• **Exercise prompt**
Show all lines holding "Simulation".
— Begin Records provided —
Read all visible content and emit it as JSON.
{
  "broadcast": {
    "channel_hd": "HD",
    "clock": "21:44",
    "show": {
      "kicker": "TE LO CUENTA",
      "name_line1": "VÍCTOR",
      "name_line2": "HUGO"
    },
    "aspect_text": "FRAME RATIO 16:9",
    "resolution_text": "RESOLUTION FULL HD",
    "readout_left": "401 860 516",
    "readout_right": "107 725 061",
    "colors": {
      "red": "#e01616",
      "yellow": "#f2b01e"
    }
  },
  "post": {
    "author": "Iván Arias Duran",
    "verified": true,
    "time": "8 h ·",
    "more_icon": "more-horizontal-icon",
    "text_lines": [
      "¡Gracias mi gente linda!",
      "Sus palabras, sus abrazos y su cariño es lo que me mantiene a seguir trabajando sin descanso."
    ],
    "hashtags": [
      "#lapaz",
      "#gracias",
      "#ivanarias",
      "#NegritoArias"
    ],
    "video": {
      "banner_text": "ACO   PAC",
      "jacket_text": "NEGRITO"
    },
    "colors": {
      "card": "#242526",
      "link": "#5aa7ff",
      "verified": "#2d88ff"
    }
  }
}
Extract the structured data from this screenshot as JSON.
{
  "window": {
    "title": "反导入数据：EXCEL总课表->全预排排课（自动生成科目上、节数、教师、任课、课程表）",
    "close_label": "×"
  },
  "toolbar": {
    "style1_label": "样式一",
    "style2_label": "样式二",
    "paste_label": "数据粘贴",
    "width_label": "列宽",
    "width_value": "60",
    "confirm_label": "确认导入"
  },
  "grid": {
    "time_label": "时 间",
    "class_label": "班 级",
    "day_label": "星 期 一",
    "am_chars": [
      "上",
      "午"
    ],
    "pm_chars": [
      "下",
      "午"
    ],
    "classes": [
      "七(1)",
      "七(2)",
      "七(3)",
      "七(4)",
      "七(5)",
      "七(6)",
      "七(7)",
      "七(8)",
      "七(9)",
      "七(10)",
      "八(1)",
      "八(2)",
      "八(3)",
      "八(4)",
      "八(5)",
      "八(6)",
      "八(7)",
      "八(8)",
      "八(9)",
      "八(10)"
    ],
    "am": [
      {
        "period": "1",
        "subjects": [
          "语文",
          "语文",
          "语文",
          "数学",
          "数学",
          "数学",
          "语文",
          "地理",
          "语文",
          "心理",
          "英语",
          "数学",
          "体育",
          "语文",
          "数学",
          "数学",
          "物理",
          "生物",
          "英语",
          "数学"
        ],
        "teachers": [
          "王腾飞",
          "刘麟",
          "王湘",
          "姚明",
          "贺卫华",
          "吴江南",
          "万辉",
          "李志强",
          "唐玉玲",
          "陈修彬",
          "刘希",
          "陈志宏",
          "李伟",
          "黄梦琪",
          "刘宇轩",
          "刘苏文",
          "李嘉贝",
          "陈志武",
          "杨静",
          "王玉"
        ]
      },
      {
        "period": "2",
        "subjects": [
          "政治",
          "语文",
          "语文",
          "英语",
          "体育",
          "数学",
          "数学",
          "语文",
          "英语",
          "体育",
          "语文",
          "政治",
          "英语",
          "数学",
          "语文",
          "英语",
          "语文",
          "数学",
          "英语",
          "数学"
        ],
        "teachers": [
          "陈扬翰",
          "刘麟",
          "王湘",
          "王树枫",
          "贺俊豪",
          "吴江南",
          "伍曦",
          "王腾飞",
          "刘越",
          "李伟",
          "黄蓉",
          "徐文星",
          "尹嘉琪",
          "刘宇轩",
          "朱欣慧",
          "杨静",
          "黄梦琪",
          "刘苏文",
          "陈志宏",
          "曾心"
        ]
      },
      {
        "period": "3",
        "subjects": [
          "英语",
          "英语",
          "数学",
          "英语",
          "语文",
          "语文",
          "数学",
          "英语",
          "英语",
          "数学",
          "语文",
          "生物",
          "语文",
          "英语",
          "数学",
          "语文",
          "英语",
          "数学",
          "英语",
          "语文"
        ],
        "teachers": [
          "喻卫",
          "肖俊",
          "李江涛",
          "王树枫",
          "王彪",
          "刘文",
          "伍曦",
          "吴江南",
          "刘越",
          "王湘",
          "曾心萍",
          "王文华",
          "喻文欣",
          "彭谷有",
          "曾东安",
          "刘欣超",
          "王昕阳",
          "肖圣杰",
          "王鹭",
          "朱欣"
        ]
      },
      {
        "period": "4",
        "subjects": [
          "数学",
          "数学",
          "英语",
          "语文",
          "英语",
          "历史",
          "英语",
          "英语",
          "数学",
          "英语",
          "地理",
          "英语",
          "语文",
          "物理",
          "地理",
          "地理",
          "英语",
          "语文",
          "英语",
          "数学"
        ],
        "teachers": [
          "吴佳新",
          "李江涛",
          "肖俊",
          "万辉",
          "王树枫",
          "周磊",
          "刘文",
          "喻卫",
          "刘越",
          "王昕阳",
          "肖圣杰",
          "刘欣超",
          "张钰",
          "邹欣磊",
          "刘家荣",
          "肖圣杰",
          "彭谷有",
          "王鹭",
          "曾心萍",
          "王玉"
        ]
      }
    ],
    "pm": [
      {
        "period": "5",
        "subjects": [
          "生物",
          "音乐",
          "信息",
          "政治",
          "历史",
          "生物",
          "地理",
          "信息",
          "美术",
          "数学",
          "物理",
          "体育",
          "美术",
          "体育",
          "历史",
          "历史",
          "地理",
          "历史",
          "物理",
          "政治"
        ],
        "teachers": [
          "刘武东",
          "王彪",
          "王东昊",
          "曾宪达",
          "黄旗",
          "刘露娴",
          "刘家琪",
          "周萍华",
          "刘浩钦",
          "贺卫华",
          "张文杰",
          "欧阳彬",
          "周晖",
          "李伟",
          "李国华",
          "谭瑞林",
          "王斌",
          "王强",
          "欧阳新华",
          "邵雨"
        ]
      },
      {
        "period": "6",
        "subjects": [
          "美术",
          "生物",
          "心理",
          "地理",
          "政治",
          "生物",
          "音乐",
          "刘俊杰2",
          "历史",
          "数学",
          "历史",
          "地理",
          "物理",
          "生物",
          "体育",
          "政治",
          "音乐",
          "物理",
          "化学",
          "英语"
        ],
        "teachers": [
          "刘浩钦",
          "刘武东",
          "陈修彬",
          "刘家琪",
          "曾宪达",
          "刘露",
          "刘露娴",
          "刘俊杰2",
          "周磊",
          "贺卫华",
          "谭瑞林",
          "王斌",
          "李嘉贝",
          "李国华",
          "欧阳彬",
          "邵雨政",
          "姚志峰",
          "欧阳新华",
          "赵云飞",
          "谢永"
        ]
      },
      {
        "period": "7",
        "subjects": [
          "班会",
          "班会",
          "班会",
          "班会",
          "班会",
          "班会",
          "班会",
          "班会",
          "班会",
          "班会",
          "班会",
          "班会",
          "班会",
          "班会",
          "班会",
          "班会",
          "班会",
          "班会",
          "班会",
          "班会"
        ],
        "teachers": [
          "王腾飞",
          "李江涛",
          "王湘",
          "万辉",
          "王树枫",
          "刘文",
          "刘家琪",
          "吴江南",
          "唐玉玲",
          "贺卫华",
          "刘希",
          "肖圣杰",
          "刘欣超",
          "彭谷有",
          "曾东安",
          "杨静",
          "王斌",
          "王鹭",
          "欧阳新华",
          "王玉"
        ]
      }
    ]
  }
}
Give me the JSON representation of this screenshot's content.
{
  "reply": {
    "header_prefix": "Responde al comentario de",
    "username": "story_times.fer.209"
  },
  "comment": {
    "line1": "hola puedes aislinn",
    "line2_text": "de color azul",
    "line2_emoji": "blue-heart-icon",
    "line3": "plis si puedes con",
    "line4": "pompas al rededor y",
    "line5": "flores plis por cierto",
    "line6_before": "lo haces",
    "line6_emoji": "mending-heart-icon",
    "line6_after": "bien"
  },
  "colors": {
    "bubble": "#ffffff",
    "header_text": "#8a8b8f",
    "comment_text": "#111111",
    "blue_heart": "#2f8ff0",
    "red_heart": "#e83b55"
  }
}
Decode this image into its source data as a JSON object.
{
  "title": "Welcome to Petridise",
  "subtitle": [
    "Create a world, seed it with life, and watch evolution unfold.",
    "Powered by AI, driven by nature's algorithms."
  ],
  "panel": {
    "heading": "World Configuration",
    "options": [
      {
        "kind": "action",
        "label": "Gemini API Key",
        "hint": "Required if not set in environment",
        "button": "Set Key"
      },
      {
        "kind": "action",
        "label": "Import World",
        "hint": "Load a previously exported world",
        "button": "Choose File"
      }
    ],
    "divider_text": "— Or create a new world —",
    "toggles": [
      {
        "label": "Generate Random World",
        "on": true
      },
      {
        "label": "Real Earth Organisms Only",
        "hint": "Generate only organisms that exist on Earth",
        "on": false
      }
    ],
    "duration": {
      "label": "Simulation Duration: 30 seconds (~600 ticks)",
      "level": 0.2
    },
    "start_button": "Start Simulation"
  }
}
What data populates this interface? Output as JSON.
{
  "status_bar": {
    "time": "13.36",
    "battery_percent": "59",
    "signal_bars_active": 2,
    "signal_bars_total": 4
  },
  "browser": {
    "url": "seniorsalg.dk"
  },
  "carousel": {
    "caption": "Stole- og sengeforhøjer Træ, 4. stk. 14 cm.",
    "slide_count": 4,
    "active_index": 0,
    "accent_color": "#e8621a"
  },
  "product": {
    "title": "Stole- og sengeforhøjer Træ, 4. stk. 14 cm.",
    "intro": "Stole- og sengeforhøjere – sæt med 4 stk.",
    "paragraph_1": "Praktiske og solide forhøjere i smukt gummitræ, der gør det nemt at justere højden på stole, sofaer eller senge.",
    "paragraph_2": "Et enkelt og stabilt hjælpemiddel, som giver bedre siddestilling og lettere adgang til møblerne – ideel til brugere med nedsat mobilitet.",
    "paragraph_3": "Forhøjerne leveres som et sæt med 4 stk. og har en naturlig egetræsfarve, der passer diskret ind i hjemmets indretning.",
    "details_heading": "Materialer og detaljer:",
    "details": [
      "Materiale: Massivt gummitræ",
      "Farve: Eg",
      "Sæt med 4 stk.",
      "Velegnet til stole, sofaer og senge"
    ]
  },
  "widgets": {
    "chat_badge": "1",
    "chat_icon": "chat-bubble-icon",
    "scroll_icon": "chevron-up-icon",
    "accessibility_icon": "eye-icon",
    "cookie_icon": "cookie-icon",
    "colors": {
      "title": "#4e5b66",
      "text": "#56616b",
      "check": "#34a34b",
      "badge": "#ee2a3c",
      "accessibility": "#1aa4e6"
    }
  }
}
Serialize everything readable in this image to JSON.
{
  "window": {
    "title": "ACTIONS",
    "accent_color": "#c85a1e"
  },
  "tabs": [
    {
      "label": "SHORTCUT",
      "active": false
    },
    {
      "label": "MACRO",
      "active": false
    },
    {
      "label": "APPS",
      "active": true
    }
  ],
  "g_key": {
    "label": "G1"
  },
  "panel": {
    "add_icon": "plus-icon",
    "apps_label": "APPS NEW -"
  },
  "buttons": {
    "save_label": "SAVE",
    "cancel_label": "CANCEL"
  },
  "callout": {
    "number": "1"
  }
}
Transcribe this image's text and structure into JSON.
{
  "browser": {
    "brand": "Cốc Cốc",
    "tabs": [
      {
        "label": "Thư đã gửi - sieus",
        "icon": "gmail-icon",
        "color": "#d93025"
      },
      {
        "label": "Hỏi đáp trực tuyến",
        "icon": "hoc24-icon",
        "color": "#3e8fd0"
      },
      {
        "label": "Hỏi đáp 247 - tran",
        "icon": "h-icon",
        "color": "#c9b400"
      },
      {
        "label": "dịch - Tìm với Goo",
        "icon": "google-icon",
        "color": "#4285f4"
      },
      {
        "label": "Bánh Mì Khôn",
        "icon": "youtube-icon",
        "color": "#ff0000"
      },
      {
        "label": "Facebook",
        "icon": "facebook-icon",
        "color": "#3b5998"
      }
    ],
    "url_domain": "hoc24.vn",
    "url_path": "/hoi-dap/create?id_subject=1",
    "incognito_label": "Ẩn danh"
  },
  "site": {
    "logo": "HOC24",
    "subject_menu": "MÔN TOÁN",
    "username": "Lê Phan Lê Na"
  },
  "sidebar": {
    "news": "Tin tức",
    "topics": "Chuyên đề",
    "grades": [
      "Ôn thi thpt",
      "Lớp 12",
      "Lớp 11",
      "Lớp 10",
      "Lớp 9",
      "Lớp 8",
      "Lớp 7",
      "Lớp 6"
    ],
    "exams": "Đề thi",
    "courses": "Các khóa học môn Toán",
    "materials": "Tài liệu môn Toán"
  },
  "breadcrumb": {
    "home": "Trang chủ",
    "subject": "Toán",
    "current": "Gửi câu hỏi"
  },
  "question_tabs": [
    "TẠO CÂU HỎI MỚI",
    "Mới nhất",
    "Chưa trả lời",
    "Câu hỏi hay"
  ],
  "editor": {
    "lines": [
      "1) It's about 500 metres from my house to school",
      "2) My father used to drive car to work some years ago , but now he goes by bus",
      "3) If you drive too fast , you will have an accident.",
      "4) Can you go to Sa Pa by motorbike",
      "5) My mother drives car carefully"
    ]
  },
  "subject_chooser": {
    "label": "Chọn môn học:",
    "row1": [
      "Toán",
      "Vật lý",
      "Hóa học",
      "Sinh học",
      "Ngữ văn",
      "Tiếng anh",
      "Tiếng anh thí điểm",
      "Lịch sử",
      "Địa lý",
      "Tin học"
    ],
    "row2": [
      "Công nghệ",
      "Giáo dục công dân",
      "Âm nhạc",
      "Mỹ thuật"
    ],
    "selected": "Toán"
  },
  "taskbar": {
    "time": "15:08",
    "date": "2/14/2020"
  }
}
— End Records provided —
• **Final result**
      "label": "Simulation Duration: 30 seconds (~600 ticks)",
    "start_button": "Start Simulation"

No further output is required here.